▸ Set task
Quote every line below exactly as it reads.

Stored data entries
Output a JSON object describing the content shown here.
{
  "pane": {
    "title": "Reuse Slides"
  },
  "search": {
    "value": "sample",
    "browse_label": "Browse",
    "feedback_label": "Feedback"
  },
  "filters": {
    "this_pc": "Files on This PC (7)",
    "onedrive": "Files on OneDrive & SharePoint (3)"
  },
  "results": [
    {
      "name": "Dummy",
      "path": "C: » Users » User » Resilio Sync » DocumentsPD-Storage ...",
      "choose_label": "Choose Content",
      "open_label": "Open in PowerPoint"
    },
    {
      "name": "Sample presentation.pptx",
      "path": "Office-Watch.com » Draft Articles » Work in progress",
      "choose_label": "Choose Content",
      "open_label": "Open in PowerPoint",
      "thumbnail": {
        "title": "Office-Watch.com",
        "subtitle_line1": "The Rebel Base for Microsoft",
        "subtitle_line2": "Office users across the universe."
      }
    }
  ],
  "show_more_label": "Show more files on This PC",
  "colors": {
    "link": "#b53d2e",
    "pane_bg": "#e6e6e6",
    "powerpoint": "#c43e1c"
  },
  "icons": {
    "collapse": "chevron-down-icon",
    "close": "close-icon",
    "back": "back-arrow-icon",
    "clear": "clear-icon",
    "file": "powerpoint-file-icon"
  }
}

▸ The response
Output a JSON object describing the content shown here.
{
  "pane": {
    "title": "Reuse Slides"
  },
  "search": {
    "value": "sample",
    "browse_label": "Browse",
    "feedback_label": "Feedback"
  },
  "filters": {
    "this_pc": "Files on This PC (7)",
    "onedrive": "Files on OneDrive & SharePoint (3)"
  },
  "results": [
    {
      "name": "Dummy",
      "path": "C: » Users » User » Resilio Sync » DocumentsPD-Storage ...",
      "choose_label": "Choose Content",
      "open_label": "Open in PowerPoint"
    },
    {
      "name": "Sample presentation.pptx",
      "path": "Office-Watch.com » Draft Articles » Work in progress",
      "choose_label": "Choose Content",
      "open_label": "Open in PowerPoint",
      "thumbnail": {
        "title": "Office-Watch.com",
        "subtitle_line1": "The Rebel Base for Microsoft",
        "subtitle_line2": "Office users across the universe."
      }
    }
  ],
  "show_more_label": "Show more files on This PC",
  "colors": {
    "link": "#b53d2e",
    "pane_bg": "#e6e6e6",
    "powerpoint": "#c43e1c"
  },
  "icons": {
    "collapse": "chevron-down-icon",
    "close": "close-icon",
    "back": "back-arrow-icon",
    "clear": "clear-icon",
    "file": "powerpoint-file-icon"
  }
}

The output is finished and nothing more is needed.